### Information shown

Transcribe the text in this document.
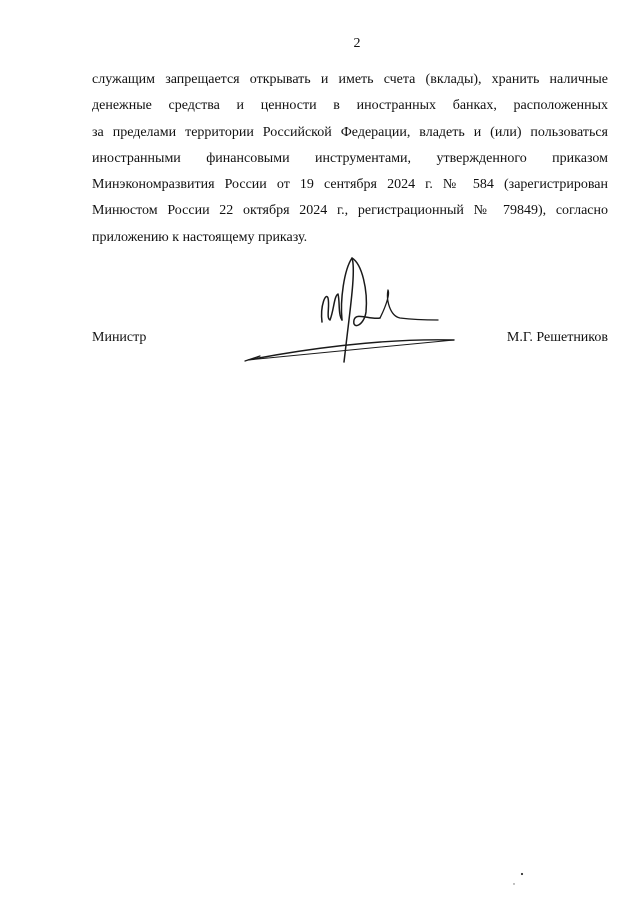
2
служащим запрещается открывать и иметь счета (вклады), хранить наличные
денежные средства и ценности в иностранных банках, расположенных
за пределами территории Российской Федерации, владеть и (или) пользоваться
иностранными финансовыми инструментами, утвержденного приказом
Минэкономразвития России от 19 сентября 2024 г. № 584 (зарегистрирован
Минюстом России 22 октября 2024 г., регистрационный № 79849), согласно
приложению к настоящему приказу.
Министр	М.Г. Решетников
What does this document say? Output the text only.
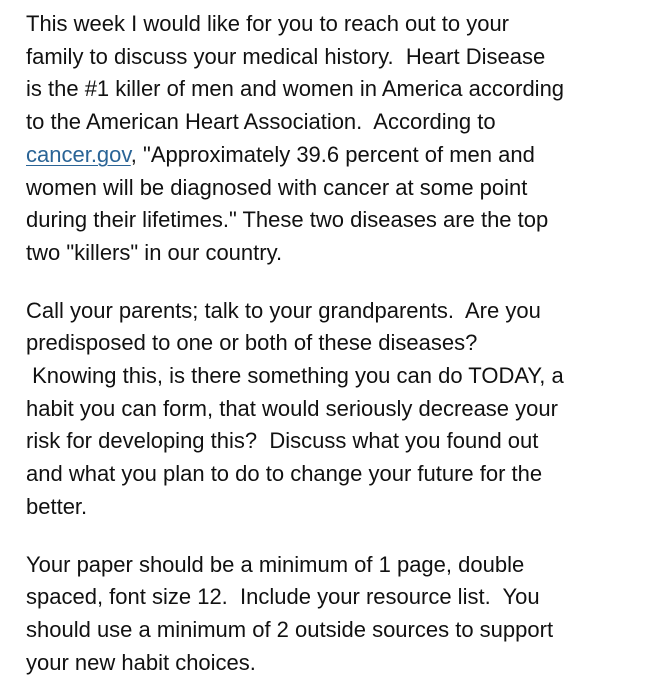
This week I would like for you to reach out to your
family to discuss your medical history.  Heart Disease
is the #1 killer of men and women in America according
to the American Heart Association.  According to
cancer.gov, "Approximately 39.6 percent of men and
women will be diagnosed with cancer at some point
during their lifetimes." These two diseases are the top
two "killers" in our country.

Call your parents; talk to your grandparents.  Are you
predisposed to one or both of these diseases?
Knowing this, is there something you can do TODAY, a
habit you can form, that would seriously decrease your
risk for developing this?  Discuss what you found out
and what you plan to do to change your future for the
better.

Your paper should be a minimum of 1 page, double
spaced, font size 12.  Include your resource list.  You
should use a minimum of 2 outside sources to support
your new habit choices.
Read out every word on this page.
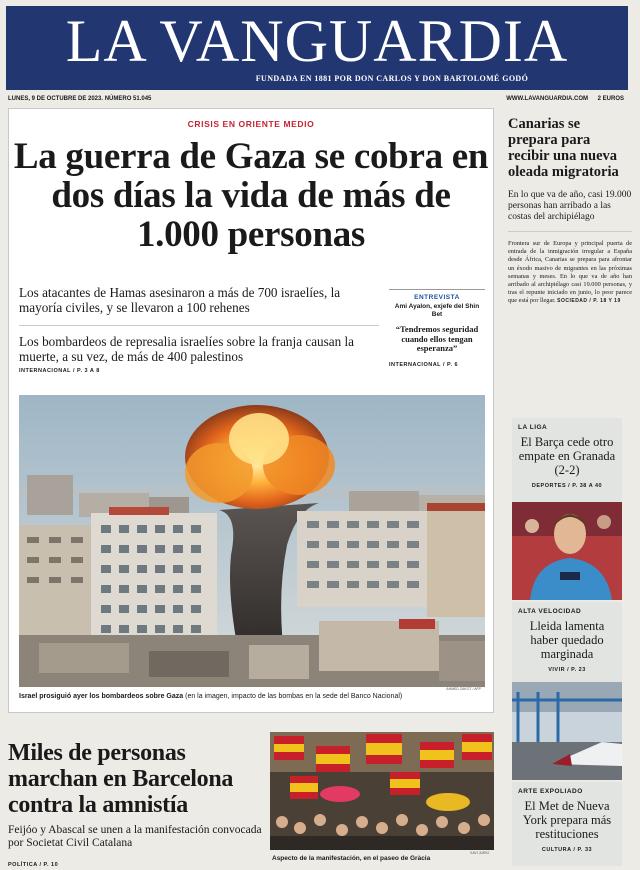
LA VANGUARDIA
FUNDADA EN 1881 POR DON CARLOS Y DON BARTOLOMÉ GODÓ
LUNES, 9 DE OCTUBRE DE 2023. NÚMERO 51.045	WWW.LAVANGUARDIA.COM 2 EUROS
CRISIS EN ORIENTE MEDIO
La guerra de Gaza se cobra en dos días la vida de más de 1.000 personas

Los atacantes de Hamas asesinaron a más de 700 israelíes, la mayoría civiles, y se llevaron a 100 rehenes

Los bombardeos de represalia israelíes sobre la franja causan la muerte, a su vez, de más de 400 palestinos

INTERNACIONAL / P. 3 A 8
ENTREVISTA
Ami Ayalon, exjefe del Shin Bet
“Tendremos seguridad cuando ellos tengan esperanza”
INTERNACIONAL / P. 6
AHMED ZAKOT / AFP
Israel prosiguió ayer los bombardeos sobre Gaza (en la imagen, impacto de las bombas en la sede del Banco Nacional)
Canarias se prepara para recibir una nueva oleada migratoria

En lo que va de año, casi 19.000 personas han arribado a las costas del archipiélago

Frontera sur de Europa y principal puerta de entrada de la inmigración irregular a España desde África, Canarias se prepara para afrontar un éxodo masivo de migrantes en las próximas semanas y meses. En lo que va de año han arribado al archipiélago casi 19.000 personas, y tras el repunte iniciado en junio, lo peor parece que está por llegar. SOCIEDAD / P. 18 Y 19

LA LIGA
El Barça cede otro empate en Granada (2-2)
DEPORTES / P. 38 A 40
ALTA VELOCIDAD
Lleida lamenta haber quedado marginada
VIVIR / P. 23
ARTE EXPOLIADO
El Met de Nueva York prepara más restituciones
CULTURA / P. 33
Miles de personas marchan en Barcelona contra la amnistía

Feijóo y Abascal se unen a la manifestación convocada por Societat Civil Catalana

POLÍTICA / P. 10
Aspecto de la manifestación, en el paseo de Gràcia
XAVI JURIO
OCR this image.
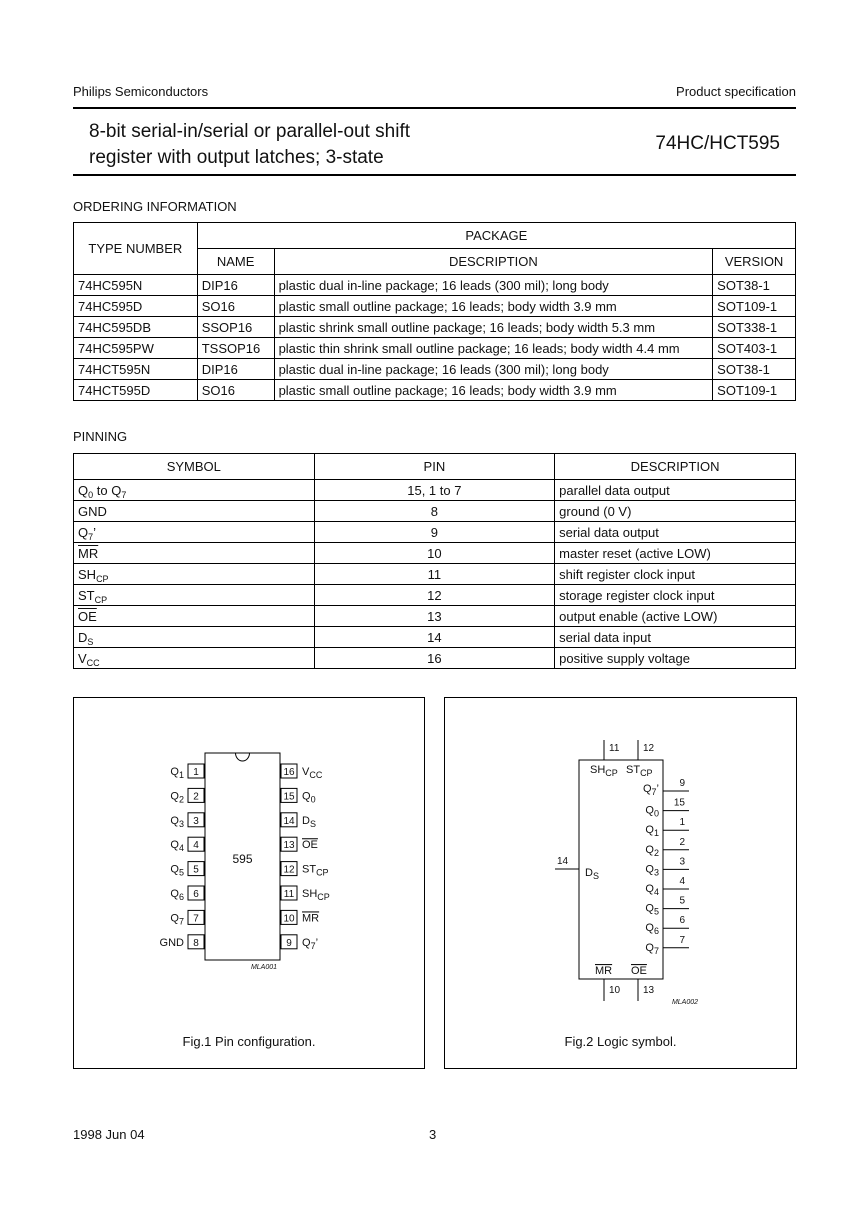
Philips Semiconductors	Product specification
8-bit serial-in/serial or parallel-out shift
register with output latches; 3-state
74HC/HCT595
ORDERING INFORMATION
TYPE NUMBER	PACKAGE		
	NAME	DESCRIPTION	VERSION
74HC595N	DIP16	plastic dual in-line package; 16 leads (300 mil); long body	SOT38-1
74HC595D	SO16	plastic small outline package; 16 leads; body width 3.9 mm	SOT109-1
74HC595DB	SSOP16	plastic shrink small outline package; 16 leads; body width 5.3 mm	SOT338-1
74HC595PW	TSSOP16	plastic thin shrink small outline package; 16 leads; body width 4.4 mm	SOT403-1
74HCT595N	DIP16	plastic dual in-line package; 16 leads (300 mil); long body	SOT38-1
74HCT595D	SO16	plastic small outline package; 16 leads; body width 3.9 mm	SOT109-1
PINNING
SYMBOL	PIN	DESCRIPTION
$Q_0$ to $Q_7$	15, 1 to 7	parallel data output
GND	8	ground (0 V)
$Q_7$’	9	serial data output
$\overline{MR}$	10	master reset (active LOW)
$SH_{CP}$	11	shift register clock input
$ST_{CP}$	12	storage register clock input
$\overline{OE}$	13	output enable (active LOW)
$D_S$	14	serial data input
$V_{CC}$	16	positive supply voltage
595
MLA001
1
$Q_1$
2
$Q_2$
3
$Q_3$
4
$Q_4$
5
$Q_5$
6
$Q_6$
7
$Q_7$
8
GND
16 $V_{CC}$
15 $Q_0$
14 $D_S$
13 OE
12 $ST_{CP}$
11 $SH_{CP}$
10 MR
9 $Q_7$’
Fig.1 Pin configuration.
11
$SH_{CP}$
12
$ST_{CP}$
14
$D_S$
9
$Q_7$’
15
$Q_0$
1
$Q_1$
2
$Q_2$
3
$Q_3$
4
$Q_4$
5
$Q_5$
6
$Q_6$
7
$Q_7$
10
MR
13
OE
MLA002
Fig.2 Logic symbol.
1998 Jun 04	3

######

◆ What the task requires: Search the data above for the string "with" and return every line that has it.

◆ The completed task:
women will be diagnosed with cancer at some point
register with output latches; 3-state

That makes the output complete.